Show every line that has the string "this" in it.

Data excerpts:
+ + + + +
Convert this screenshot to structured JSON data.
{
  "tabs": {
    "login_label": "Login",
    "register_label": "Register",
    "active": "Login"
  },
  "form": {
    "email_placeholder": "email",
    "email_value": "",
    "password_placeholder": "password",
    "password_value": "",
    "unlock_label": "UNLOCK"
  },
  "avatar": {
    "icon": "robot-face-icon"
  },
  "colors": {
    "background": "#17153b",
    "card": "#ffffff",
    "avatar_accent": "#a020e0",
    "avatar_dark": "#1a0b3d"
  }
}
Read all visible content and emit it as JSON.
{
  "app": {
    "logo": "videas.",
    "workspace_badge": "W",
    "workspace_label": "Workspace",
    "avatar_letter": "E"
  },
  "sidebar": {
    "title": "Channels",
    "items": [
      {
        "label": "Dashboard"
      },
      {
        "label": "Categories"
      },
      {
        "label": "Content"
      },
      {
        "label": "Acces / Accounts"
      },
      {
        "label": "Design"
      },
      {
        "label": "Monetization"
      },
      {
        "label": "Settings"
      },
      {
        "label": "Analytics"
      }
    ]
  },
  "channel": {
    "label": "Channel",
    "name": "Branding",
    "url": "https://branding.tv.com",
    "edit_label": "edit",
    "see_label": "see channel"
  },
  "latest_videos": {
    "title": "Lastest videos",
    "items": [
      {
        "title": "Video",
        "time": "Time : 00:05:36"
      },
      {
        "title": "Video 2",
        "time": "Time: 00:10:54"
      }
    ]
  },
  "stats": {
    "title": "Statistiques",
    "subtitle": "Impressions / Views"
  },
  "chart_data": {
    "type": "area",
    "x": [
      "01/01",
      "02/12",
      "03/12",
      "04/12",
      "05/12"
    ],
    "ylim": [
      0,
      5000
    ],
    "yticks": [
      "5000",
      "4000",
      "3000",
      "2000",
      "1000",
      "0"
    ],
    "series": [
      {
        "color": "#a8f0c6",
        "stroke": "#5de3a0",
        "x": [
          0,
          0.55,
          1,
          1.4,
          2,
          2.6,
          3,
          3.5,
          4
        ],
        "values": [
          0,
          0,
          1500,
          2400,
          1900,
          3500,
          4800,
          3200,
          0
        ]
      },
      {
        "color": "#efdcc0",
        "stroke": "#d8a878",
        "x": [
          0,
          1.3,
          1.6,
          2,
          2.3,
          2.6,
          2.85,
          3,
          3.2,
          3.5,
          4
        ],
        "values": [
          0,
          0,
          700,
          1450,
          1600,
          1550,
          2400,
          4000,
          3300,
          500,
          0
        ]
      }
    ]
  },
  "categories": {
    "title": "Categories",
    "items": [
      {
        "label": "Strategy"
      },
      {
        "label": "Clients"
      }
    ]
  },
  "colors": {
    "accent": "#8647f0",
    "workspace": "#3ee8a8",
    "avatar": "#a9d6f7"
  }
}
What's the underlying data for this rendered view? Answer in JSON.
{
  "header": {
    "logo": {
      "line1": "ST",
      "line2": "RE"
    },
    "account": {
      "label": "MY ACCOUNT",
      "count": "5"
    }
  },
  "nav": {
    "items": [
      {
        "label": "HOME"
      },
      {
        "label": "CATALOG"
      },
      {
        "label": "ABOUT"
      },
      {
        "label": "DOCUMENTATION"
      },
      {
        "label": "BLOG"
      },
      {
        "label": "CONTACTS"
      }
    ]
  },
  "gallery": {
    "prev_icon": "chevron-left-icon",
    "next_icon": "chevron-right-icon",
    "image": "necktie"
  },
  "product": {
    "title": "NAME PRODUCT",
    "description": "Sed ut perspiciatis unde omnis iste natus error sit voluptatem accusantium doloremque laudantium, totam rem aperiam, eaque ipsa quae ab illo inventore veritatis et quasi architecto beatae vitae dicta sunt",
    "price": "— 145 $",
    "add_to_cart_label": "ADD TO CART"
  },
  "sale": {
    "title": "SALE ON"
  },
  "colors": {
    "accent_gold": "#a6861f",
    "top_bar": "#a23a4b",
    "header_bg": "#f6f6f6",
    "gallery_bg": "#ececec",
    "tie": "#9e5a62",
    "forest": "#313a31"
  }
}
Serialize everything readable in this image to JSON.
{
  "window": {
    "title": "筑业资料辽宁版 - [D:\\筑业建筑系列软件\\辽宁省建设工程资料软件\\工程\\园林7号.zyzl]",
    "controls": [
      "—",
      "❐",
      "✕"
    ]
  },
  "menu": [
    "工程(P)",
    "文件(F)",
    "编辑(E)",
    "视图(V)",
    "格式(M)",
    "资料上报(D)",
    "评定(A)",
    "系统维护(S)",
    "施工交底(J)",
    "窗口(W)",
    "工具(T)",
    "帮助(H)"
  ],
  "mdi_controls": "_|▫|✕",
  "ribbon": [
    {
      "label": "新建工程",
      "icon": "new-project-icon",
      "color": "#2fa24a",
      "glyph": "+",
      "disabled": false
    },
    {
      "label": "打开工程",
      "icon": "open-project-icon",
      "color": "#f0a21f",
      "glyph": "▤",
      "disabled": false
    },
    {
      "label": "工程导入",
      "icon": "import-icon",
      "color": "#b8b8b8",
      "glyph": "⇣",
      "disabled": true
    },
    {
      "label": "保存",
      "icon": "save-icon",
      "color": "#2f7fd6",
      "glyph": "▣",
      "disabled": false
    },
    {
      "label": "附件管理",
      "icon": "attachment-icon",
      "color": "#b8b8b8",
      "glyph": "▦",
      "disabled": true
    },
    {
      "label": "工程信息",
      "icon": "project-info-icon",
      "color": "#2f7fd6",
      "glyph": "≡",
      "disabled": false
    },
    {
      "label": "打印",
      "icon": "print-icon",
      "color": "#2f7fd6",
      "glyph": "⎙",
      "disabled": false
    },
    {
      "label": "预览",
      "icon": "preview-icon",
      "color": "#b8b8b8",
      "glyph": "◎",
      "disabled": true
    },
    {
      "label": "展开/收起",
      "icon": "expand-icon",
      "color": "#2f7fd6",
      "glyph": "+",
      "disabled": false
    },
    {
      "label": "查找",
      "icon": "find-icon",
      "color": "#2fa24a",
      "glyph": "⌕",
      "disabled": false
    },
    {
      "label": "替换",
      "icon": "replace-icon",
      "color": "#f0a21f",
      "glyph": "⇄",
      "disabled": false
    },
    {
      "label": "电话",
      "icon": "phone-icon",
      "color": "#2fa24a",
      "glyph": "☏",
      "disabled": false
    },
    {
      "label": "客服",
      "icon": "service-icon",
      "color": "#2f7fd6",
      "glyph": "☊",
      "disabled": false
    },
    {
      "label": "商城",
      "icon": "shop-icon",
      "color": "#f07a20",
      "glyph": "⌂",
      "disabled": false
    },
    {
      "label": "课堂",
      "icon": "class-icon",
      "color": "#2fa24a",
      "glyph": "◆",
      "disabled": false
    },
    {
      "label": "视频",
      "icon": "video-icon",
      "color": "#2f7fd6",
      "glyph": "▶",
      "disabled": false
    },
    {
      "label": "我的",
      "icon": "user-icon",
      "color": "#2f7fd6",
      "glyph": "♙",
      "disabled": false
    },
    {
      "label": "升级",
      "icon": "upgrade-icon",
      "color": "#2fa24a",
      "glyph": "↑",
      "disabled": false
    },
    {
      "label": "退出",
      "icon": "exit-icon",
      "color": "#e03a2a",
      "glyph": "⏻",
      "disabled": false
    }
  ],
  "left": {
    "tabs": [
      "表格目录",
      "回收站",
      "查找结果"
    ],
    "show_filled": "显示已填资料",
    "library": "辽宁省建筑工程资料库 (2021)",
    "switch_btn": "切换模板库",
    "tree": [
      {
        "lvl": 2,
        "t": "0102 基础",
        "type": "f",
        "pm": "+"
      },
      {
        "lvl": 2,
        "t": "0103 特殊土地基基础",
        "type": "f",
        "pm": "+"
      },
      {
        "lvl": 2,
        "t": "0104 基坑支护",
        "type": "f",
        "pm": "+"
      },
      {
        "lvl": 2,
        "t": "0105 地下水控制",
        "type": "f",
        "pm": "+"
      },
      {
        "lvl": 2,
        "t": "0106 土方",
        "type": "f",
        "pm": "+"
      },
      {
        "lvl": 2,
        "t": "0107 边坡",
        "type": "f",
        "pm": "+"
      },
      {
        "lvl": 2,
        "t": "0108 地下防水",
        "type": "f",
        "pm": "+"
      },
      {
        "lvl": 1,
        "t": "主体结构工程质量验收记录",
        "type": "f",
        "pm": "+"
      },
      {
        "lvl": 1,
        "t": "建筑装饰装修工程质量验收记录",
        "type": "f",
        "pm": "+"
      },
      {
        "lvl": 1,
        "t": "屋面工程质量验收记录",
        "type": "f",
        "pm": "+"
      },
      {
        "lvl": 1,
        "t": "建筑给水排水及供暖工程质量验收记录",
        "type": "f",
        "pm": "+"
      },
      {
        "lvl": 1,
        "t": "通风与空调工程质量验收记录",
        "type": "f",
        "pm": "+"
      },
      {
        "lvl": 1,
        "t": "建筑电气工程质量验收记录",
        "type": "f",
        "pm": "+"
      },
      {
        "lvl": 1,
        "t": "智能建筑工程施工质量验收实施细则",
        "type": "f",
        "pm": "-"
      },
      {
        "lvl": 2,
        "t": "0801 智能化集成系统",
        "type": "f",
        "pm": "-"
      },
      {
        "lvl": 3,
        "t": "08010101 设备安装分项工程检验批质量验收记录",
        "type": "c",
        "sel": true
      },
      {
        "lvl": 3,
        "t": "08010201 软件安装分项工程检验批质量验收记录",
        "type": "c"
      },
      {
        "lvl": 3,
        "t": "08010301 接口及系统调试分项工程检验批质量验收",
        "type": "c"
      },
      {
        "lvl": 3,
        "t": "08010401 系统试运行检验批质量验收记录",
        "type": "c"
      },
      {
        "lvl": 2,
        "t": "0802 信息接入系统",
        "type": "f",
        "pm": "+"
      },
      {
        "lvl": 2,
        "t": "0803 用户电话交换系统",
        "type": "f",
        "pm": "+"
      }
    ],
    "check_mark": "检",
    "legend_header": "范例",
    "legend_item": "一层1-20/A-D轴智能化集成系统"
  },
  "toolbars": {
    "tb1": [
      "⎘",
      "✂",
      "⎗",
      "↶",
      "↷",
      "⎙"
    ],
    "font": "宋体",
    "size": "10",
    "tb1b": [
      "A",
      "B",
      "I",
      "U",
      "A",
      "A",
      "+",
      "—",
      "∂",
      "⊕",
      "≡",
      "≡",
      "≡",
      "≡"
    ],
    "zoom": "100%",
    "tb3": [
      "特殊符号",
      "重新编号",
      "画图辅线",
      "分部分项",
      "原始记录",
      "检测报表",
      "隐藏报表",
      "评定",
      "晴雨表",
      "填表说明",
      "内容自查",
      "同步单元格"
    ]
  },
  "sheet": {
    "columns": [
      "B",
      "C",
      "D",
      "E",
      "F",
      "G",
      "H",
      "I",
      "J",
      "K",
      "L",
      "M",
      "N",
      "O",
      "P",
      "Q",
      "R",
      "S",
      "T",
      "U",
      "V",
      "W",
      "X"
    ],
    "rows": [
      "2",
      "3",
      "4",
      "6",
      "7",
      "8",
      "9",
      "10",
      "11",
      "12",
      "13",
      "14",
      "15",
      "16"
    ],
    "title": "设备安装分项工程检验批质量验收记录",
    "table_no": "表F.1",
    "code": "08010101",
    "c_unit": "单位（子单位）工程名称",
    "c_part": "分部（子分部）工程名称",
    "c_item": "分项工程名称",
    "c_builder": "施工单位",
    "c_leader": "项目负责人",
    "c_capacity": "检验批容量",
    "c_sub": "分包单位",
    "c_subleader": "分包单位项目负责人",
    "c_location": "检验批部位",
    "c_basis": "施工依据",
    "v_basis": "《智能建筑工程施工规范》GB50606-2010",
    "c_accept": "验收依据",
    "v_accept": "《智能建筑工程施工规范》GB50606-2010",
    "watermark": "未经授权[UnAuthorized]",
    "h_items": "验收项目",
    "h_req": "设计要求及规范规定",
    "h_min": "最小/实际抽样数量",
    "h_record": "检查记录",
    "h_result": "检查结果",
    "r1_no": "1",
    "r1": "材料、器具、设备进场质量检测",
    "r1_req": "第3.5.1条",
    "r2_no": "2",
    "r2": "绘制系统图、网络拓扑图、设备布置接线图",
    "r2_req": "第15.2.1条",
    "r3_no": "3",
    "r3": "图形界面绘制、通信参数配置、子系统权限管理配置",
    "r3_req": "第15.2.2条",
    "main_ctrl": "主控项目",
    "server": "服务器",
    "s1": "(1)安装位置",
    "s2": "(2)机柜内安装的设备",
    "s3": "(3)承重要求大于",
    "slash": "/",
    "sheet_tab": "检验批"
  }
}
+ + + + +
## Completed exercise
Convert this screenshot to structured JSON data.
What's the underlying data for this rendered view? Answer in JSON.
Serialize everything readable in this image to JSON.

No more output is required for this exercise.